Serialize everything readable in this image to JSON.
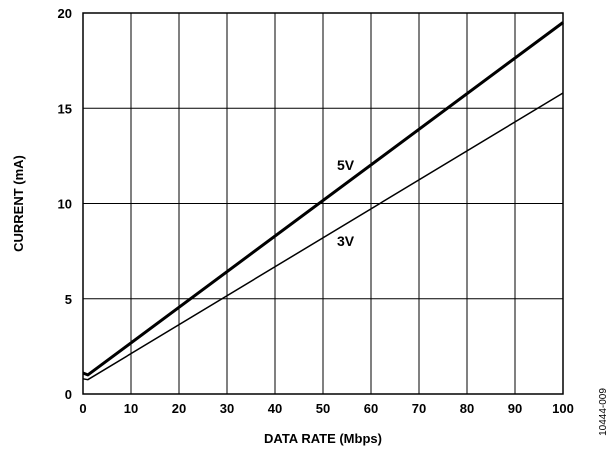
{
  "chart_data": {
    "type": "line",
    "xlabel": "DATA RATE (Mbps)",
    "ylabel": "CURRENT (mA)",
    "xlim": [
      0,
      100
    ],
    "ylim": [
      0,
      20
    ],
    "xticks": [
      0,
      10,
      20,
      30,
      40,
      50,
      60,
      70,
      80,
      90,
      100
    ],
    "yticks": [
      0,
      5,
      10,
      15,
      20
    ],
    "grid": true,
    "series": [
      {
        "name": "5V",
        "x": [
          0,
          1,
          100
        ],
        "y": [
          1.1,
          1.0,
          19.5
        ],
        "line_width": "thick"
      },
      {
        "name": "3V",
        "x": [
          0,
          1,
          100
        ],
        "y": [
          0.8,
          0.75,
          15.8
        ],
        "line_width": "thin"
      }
    ],
    "annotations": [
      "5V",
      "3V"
    ]
  },
  "figure_id": "10444-009"
}
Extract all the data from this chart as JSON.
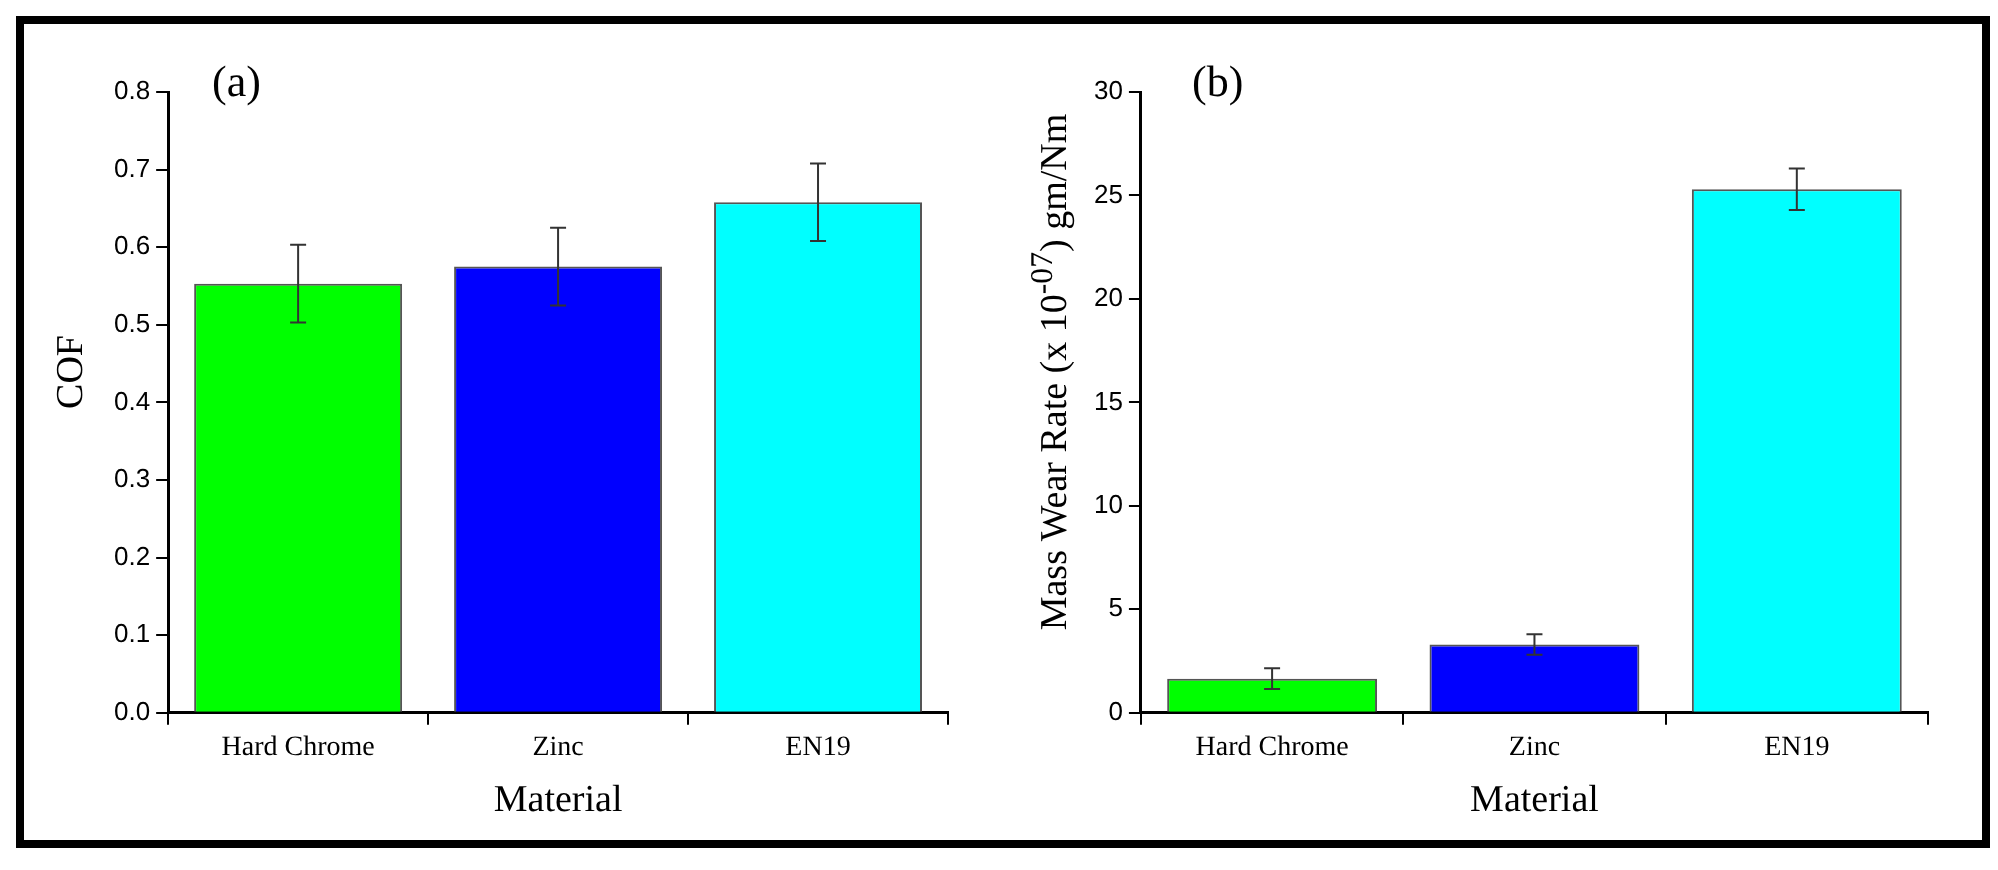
{
  "chart_data": [
    {
      "type": "bar",
      "title": "(a)",
      "xlabel": "Material",
      "ylabel": "COF",
      "categories": [
        "Hard Chrome",
        "Zinc",
        "EN19"
      ],
      "values": [
        0.553,
        0.575,
        0.658
      ],
      "colors": [
        "#00ff00",
        "#0000ff",
        "#00ffff"
      ],
      "errors": [
        0.05,
        0.05,
        0.05
      ],
      "ylim": [
        0,
        0.8
      ],
      "yticks": [
        {
          "value": 0,
          "label": "0.0"
        },
        0.1,
        0.2,
        0.3,
        0.4,
        0.5,
        0.6,
        0.7,
        0.8
      ],
      "grid": false
    },
    {
      "type": "bar",
      "title": "(b)",
      "xlabel": "Material",
      "ylabel": "Mass Wear Rate (x 10$^{-07}$) gm/Nm",
      "categories": [
        "Hard Chrome",
        "Zinc",
        "EN19"
      ],
      "values": [
        1.65,
        3.3,
        25.3
      ],
      "colors": [
        "#00ff00",
        "#0000ff",
        "#00ffff"
      ],
      "errors": [
        0.5,
        0.5,
        1.0
      ],
      "ylim": [
        0,
        30
      ],
      "yticks": [
        0,
        5,
        10,
        15,
        20,
        25,
        30
      ],
      "grid": false
    }
  ]
}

• [Exercise brief] Among the lines of the data above, count those holding "JSON" and state only the number.

• [In response] 2